Exercise aim: Copy out the records in full, word for word, without pictures.

Recorded data:
::::::::::

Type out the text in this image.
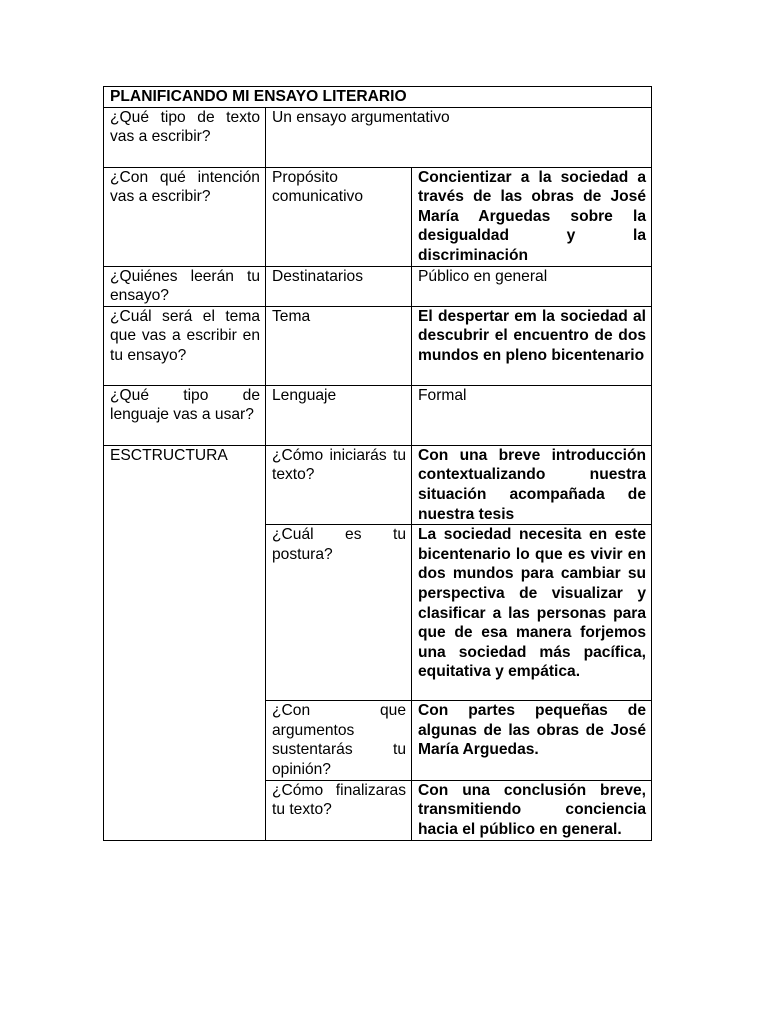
PLANIFICANDO MI ENSAYO LITERARIO		
¿Qué tipo de texto vas a escribir?	Un ensayo argumentativo	
¿Con qué intención vas a escribir?	Propósito comunicativo	Concientizar a la sociedad a través de las obras de José María Arguedas sobre la desigualdad y la discriminación
¿Quiénes leerán tu ensayo?	Destinatarios	Público en general
¿Cuál será el tema que vas a escribir en tu ensayo?	Tema	El despertar em la sociedad al descubrir el encuentro de dos mundos en pleno bicentenario
¿Qué tipo de lenguaje vas a usar?	Lenguaje	Formal
ESCTRUCTURA	¿Cómo iniciarás tu texto?	Con una breve introducción contextualizando nuestra situación acompañada de nuestra tesis
	¿Cuál es tu postura?	La sociedad necesita en este bicentenario lo que es vivir en dos mundos para cambiar su perspectiva de visualizar y clasificar a las personas para que de esa manera forjemos una sociedad más pacífica, equitativa y empática.
	¿Con que argumentos sustentarás tu opinión?	Con partes pequeñas de algunas de las obras de José María Arguedas.
	¿Cómo finalizaras tu texto?	Con una conclusión breve, transmitiendo conciencia hacia el público en general.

::::::::::

Output below:
Type out the text in this image.
PLANIFICANDO MI ENSAYO LITERARIO		
¿Qué tipo de texto vas a escribir?	Un ensayo argumentativo	
¿Con qué intención vas a escribir?	Propósito comunicativo	Concientizar a la sociedad a través de las obras de José María Arguedas sobre la desigualdad y la discriminación
¿Quiénes leerán tu ensayo?	Destinatarios	Público en general
¿Cuál será el tema que vas a escribir en tu ensayo?	Tema	El despertar em la sociedad al descubrir el encuentro de dos mundos en pleno bicentenario
¿Qué tipo de lenguaje vas a usar?	Lenguaje	Formal
ESCTRUCTURA	¿Cómo iniciarás tu texto?	Con una breve introducción contextualizando nuestra situación acompañada de nuestra tesis
	¿Cuál es tu postura?	La sociedad necesita en este bicentenario lo que es vivir en dos mundos para cambiar su perspectiva de visualizar y clasificar a las personas para que de esa manera forjemos una sociedad más pacífica, equitativa y empática.
	¿Con que argumentos sustentarás tu opinión?	Con partes pequeñas de algunas de las obras de José María Arguedas.
	¿Cómo finalizaras tu texto?	Con una conclusión breve, transmitiendo conciencia hacia el público en general.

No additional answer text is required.